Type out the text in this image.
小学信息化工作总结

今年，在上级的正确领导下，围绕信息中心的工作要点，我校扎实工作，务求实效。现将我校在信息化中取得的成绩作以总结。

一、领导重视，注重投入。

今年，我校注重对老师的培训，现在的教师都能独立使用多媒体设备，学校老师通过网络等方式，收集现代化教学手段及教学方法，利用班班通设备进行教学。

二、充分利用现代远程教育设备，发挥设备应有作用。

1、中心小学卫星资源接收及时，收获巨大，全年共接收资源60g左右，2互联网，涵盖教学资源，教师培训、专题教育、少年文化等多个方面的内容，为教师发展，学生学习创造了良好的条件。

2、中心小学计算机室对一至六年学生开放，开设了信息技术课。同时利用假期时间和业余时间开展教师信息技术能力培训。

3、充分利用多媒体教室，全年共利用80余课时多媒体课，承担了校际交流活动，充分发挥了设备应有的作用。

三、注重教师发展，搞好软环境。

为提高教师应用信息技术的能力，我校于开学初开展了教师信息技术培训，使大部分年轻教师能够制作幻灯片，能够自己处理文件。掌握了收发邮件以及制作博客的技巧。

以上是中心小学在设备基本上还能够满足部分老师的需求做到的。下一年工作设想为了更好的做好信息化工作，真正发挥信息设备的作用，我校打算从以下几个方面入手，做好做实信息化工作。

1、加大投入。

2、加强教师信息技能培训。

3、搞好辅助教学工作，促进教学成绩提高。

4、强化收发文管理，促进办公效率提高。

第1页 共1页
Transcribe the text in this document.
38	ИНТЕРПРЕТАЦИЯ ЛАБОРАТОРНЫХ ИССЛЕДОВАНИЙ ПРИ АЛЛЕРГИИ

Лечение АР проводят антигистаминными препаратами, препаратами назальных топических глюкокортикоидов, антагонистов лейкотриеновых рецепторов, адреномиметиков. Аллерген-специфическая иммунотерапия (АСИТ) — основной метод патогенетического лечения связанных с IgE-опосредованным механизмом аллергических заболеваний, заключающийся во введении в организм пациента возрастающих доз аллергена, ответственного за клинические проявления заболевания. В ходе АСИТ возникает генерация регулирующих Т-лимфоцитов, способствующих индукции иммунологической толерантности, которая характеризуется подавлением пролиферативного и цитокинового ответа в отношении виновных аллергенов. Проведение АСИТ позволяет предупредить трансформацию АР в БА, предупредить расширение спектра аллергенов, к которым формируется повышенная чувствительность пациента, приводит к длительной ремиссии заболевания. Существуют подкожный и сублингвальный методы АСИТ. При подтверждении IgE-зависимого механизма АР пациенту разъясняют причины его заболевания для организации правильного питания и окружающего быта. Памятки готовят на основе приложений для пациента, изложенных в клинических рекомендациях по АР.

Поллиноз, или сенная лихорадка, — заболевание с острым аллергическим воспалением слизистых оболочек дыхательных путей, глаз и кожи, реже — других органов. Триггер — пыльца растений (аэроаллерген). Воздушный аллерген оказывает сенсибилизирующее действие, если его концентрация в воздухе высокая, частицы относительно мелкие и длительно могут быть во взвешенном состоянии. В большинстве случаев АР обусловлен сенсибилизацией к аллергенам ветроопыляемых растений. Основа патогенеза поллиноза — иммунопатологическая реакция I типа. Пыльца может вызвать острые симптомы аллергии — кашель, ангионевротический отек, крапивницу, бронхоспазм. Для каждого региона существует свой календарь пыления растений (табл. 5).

Written exercise → In how many lines of the data does the string "this" appear? Give only the number.

Task response → 2